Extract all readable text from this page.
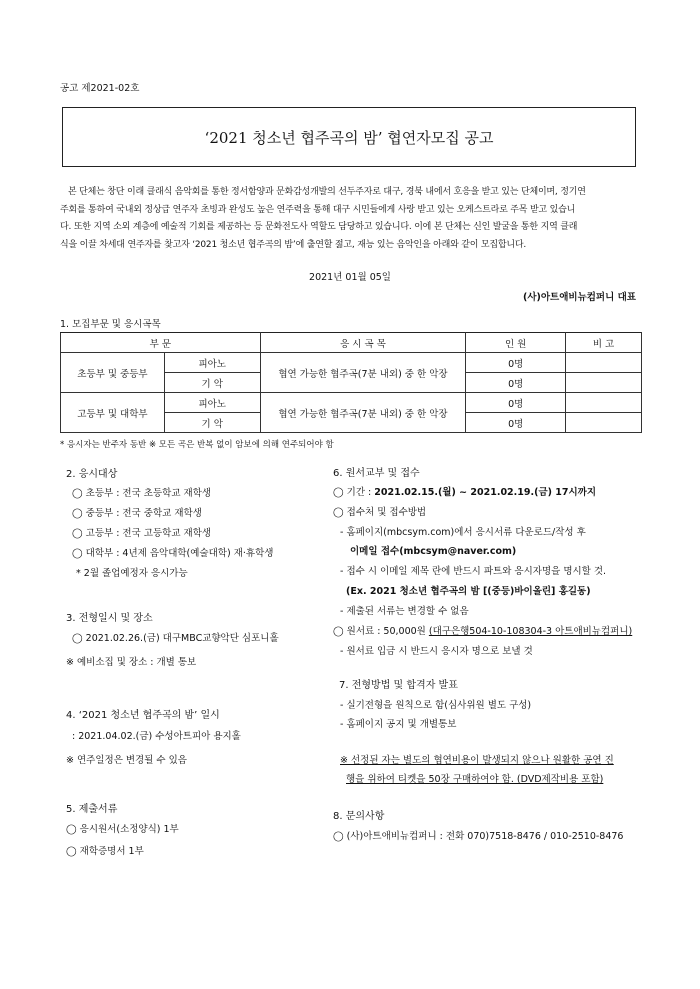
공고 제2021-02호
‘2021 청소년 협주곡의 밤’ 협연자모집 공고
본 단체는 창단 이래 클래식 음악회를 통한 정서함양과 문화감성개발의 선두주자로 대구, 경북 내에서 호응을 받고 있는 단체이며, 정기연
주회를 통하여 국내외 정상급 연주자 초빙과 완성도 높은 연주력을 통해 대구 시민들에게 사랑 받고 있는 오케스트라로 주목 받고 있습니
다. 또한 지역 소외 계층에 예술적 기회를 제공하는 등 문화전도사 역할도 담당하고 있습니다. 이에 본 단체는 신인 발굴을 통한 지역 클래
식을 이끌 차세대 연주자를 찾고자 ‘2021 청소년 협주곡의 밤’에 출연할 젊고, 재능 있는 음악인을 아래와 같이 모집합니다.
2021년 01월 05일
(사)아트애비뉴컴퍼니 대표
1. 모집부문 및 응시곡목
부 문		응 시 곡 목	인 원	비 고
초등부 및 중등부	피아노	협연 가능한 협주곡(7분 내외) 중 한 악장	0명	
	기 악		0명	
고등부 및 대학부	피아노	협연 가능한 협주곡(7분 내외) 중 한 악장	0명	
	기 악		0명	
* 응시자는 반주자 동반 ※ 모든 곡은 반복 없이 암보에 의해 연주되어야 함
2. 응시대상
◯ 초등부 : 전국 초등학교 재학생
◯ 중등부 : 전국 중학교 재학생
◯ 고등부 : 전국 고등학교 재학생
◯ 대학부 : 4년제 음악대학(예술대학) 재·휴학생
* 2월 졸업예정자 응시가능
3. 전형일시 및 장소
◯ 2021.02.26.(금) 대구MBC교향악단 심포니홀
※ 예비소집 및 장소 : 개별 통보
4. ‘2021 청소년 협주곡의 밤’ 일시
: 2021.04.02.(금) 수성아트피아 용지홀
※ 연주일정은 변경될 수 있음
5. 제출서류
◯ 응시원서(소정양식) 1부
◯ 재학증명서 1부
6. 원서교부 및 접수
◯ 기간 : 2021.02.15.(월) ~ 2021.02.19.(금) 17시까지
◯ 접수처 및 접수방법
- 홈페이지(mbcsym.com)에서 응시서류 다운로드/작성 후
이메일 접수(mbcsym@naver.com)
- 접수 시 이메일 제목 란에 반드시 파트와 응시자명을 명시할 것.
(Ex. 2021 청소년 협주곡의 밤 [(중등)바이올린] 홍길동)
- 제출된 서류는 변경할 수 없음
◯ 원서료 : 50,000원 (대구은행504-10-108304-3 아트애비뉴컴퍼니)
- 원서료 입금 시 반드시 응시자 명으로 보낼 것
7. 전형방법 및 합격자 발표
- 실기전형을 원칙으로 함(심사위원 별도 구성)
- 홈페이지 공지 및 개별통보
※ 선정된 자는 별도의 협연비용이 발생되지 않으나 원활한 공연 진
행을 위하여 티켓을 50장 구매하여야 함. (DVD제작비용 포함)
8. 문의사항
◯ (사)아트애비뉴컴퍼니 : 전화 070)7518-8476 / 010-2510-8476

^^^^

■ **Required work**: Copy out every line of the material above exactly, skipping the pictures.

■ **Output for this task**:
Extract all readable text from this page.
공고 제2021-02호
‘2021 청소년 협주곡의 밤’ 협연자모집 공고
본 단체는 창단 이래 클래식 음악회를 통한 정서함양과 문화감성개발의 선두주자로 대구, 경북 내에서 호응을 받고 있는 단체이며, 정기연
주회를 통하여 국내외 정상급 연주자 초빙과 완성도 높은 연주력을 통해 대구 시민들에게 사랑 받고 있는 오케스트라로 주목 받고 있습니
다. 또한 지역 소외 계층에 예술적 기회를 제공하는 등 문화전도사 역할도 담당하고 있습니다. 이에 본 단체는 신인 발굴을 통한 지역 클래
식을 이끌 차세대 연주자를 찾고자 ‘2021 청소년 협주곡의 밤’에 출연할 젊고, 재능 있는 음악인을 아래와 같이 모집합니다.
2021년 01월 05일
(사)아트애비뉴컴퍼니 대표
1. 모집부문 및 응시곡목
부 문		응 시 곡 목	인 원	비 고
초등부 및 중등부	피아노	협연 가능한 협주곡(7분 내외) 중 한 악장	0명	
	기 악		0명	
고등부 및 대학부	피아노	협연 가능한 협주곡(7분 내외) 중 한 악장	0명	
	기 악		0명	
* 응시자는 반주자 동반 ※ 모든 곡은 반복 없이 암보에 의해 연주되어야 함
2. 응시대상
◯ 초등부 : 전국 초등학교 재학생
◯ 중등부 : 전국 중학교 재학생
◯ 고등부 : 전국 고등학교 재학생
◯ 대학부 : 4년제 음악대학(예술대학) 재·휴학생
* 2월 졸업예정자 응시가능
3. 전형일시 및 장소
◯ 2021.02.26.(금) 대구MBC교향악단 심포니홀
※ 예비소집 및 장소 : 개별 통보
4. ‘2021 청소년 협주곡의 밤’ 일시
: 2021.04.02.(금) 수성아트피아 용지홀
※ 연주일정은 변경될 수 있음
5. 제출서류
◯ 응시원서(소정양식) 1부
◯ 재학증명서 1부
6. 원서교부 및 접수
◯ 기간 : 2021.02.15.(월) ~ 2021.02.19.(금) 17시까지
◯ 접수처 및 접수방법
- 홈페이지(mbcsym.com)에서 응시서류 다운로드/작성 후
이메일 접수(mbcsym@naver.com)
- 접수 시 이메일 제목 란에 반드시 파트와 응시자명을 명시할 것.
(Ex. 2021 청소년 협주곡의 밤 [(중등)바이올린] 홍길동)
- 제출된 서류는 변경할 수 없음
◯ 원서료 : 50,000원 (대구은행504-10-108304-3 아트애비뉴컴퍼니)
- 원서료 입금 시 반드시 응시자 명으로 보낼 것
7. 전형방법 및 합격자 발표
- 실기전형을 원칙으로 함(심사위원 별도 구성)
- 홈페이지 공지 및 개별통보
※ 선정된 자는 별도의 협연비용이 발생되지 않으나 원활한 공연 진
행을 위하여 티켓을 50장 구매하여야 함. (DVD제작비용 포함)
8. 문의사항
◯ (사)아트애비뉴컴퍼니 : 전화 070)7518-8476 / 010-2510-8476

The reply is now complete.